INPUT DATA:

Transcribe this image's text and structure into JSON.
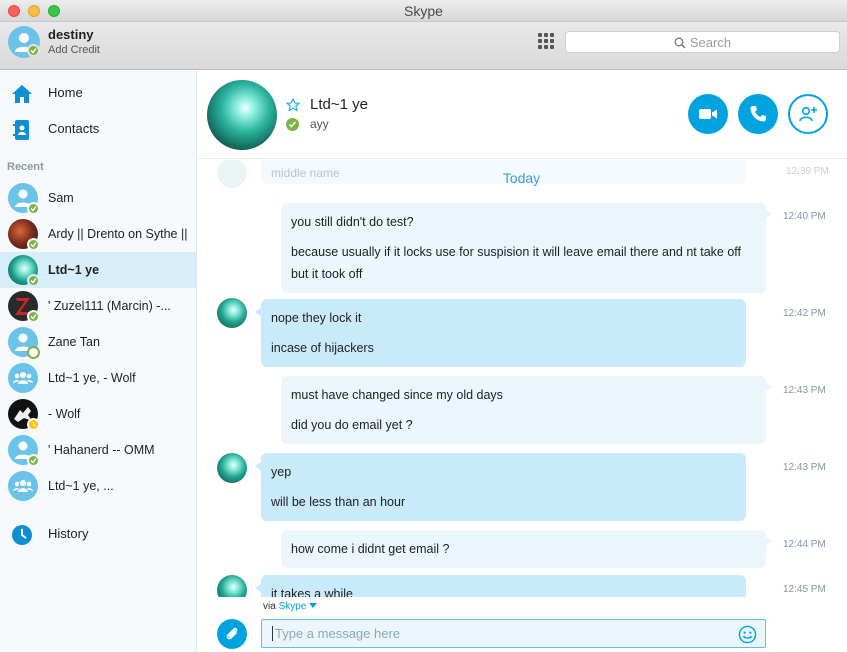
{
  "window": {
    "title": "Skype"
  },
  "profile": {
    "name": "destiny",
    "credit_link": "Add Credit",
    "status": "online"
  },
  "search": {
    "placeholder": "Search"
  },
  "nav": {
    "home": "Home",
    "contacts": "Contacts",
    "recent_heading": "Recent",
    "history": "History"
  },
  "recents": [
    {
      "name": "Sam",
      "status": "online",
      "avatar": "default"
    },
    {
      "name": "Ardy || Drento on Sythe ||",
      "status": "online",
      "avatar": "photo"
    },
    {
      "name": "Ltd~1 ye",
      "status": "online",
      "avatar": "teal",
      "active": true
    },
    {
      "name": "' Zuzel111 (Marcin) -...",
      "status": "online",
      "avatar": "photo"
    },
    {
      "name": "Zane Tan",
      "status": "offline",
      "avatar": "default"
    },
    {
      "name": "Ltd~1 ye, - Wolf",
      "status": "group",
      "avatar": "group"
    },
    {
      "name": "- Wolf",
      "status": "away",
      "avatar": "photo"
    },
    {
      "name": "' Hahanerd -- OMM",
      "status": "online",
      "avatar": "default"
    },
    {
      "name": "Ltd~1 ye, ...",
      "status": "group",
      "avatar": "group"
    }
  ],
  "conversation": {
    "name": "Ltd~1 ye",
    "mood": "ayy",
    "day_divider": "Today",
    "ghost_text": "middle name",
    "ghost_time": "12:39 PM",
    "messages": [
      {
        "direction": "out",
        "time": "12:40 PM",
        "lines": [
          "you still didn't do test?",
          "because usually if it locks use for suspision it will leave email there and nt take off but it took off"
        ]
      },
      {
        "direction": "in",
        "time": "12:42 PM",
        "lines": [
          "nope they lock it",
          "incase of hijackers"
        ]
      },
      {
        "direction": "out",
        "time": "12:43 PM",
        "lines": [
          "must have changed since my old days",
          "did you do email yet ?"
        ]
      },
      {
        "direction": "in",
        "time": "12:43 PM",
        "lines": [
          "yep",
          "will be less than an hour"
        ]
      },
      {
        "direction": "out",
        "time": "12:44 PM",
        "lines": [
          "how come i didnt get email ?"
        ]
      },
      {
        "direction": "in",
        "time": "12:45 PM",
        "lines": [
          "it takes a while"
        ]
      }
    ]
  },
  "composer": {
    "via_prefix": "via",
    "via_service": "Skype",
    "placeholder": "Type a message here"
  },
  "colors": {
    "accent": "#00a3e0",
    "online": "#7cb342",
    "away": "#ffc107",
    "selected_row": "#d7edf9"
  }
}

YOUR OBJECTIVE: From the material above, copy everything exactly but the pictures.

COMPLETE RESPONSE:
Transcribe this image's text and structure into JSON.
{
  "window": {
    "title": "Skype"
  },
  "profile": {
    "name": "destiny",
    "credit_link": "Add Credit",
    "status": "online"
  },
  "search": {
    "placeholder": "Search"
  },
  "nav": {
    "home": "Home",
    "contacts": "Contacts",
    "recent_heading": "Recent",
    "history": "History"
  },
  "recents": [
    {
      "name": "Sam",
      "status": "online",
      "avatar": "default"
    },
    {
      "name": "Ardy || Drento on Sythe ||",
      "status": "online",
      "avatar": "photo"
    },
    {
      "name": "Ltd~1 ye",
      "status": "online",
      "avatar": "teal",
      "active": true
    },
    {
      "name": "' Zuzel111 (Marcin) -...",
      "status": "online",
      "avatar": "photo"
    },
    {
      "name": "Zane Tan",
      "status": "offline",
      "avatar": "default"
    },
    {
      "name": "Ltd~1 ye, - Wolf",
      "status": "group",
      "avatar": "group"
    },
    {
      "name": "- Wolf",
      "status": "away",
      "avatar": "photo"
    },
    {
      "name": "' Hahanerd -- OMM",
      "status": "online",
      "avatar": "default"
    },
    {
      "name": "Ltd~1 ye, ...",
      "status": "group",
      "avatar": "group"
    }
  ],
  "conversation": {
    "name": "Ltd~1 ye",
    "mood": "ayy",
    "day_divider": "Today",
    "ghost_text": "middle name",
    "ghost_time": "12:39 PM",
    "messages": [
      {
        "direction": "out",
        "time": "12:40 PM",
        "lines": [
          "you still didn't do test?",
          "because usually if it locks use for suspision it will leave email there and nt take off but it took off"
        ]
      },
      {
        "direction": "in",
        "time": "12:42 PM",
        "lines": [
          "nope they lock it",
          "incase of hijackers"
        ]
      },
      {
        "direction": "out",
        "time": "12:43 PM",
        "lines": [
          "must have changed since my old days",
          "did you do email yet ?"
        ]
      },
      {
        "direction": "in",
        "time": "12:43 PM",
        "lines": [
          "yep",
          "will be less than an hour"
        ]
      },
      {
        "direction": "out",
        "time": "12:44 PM",
        "lines": [
          "how come i didnt get email ?"
        ]
      },
      {
        "direction": "in",
        "time": "12:45 PM",
        "lines": [
          "it takes a while"
        ]
      }
    ]
  },
  "composer": {
    "via_prefix": "via",
    "via_service": "Skype",
    "placeholder": "Type a message here"
  },
  "colors": {
    "accent": "#00a3e0",
    "online": "#7cb342",
    "away": "#ffc107",
    "selected_row": "#d7edf9"
  }
}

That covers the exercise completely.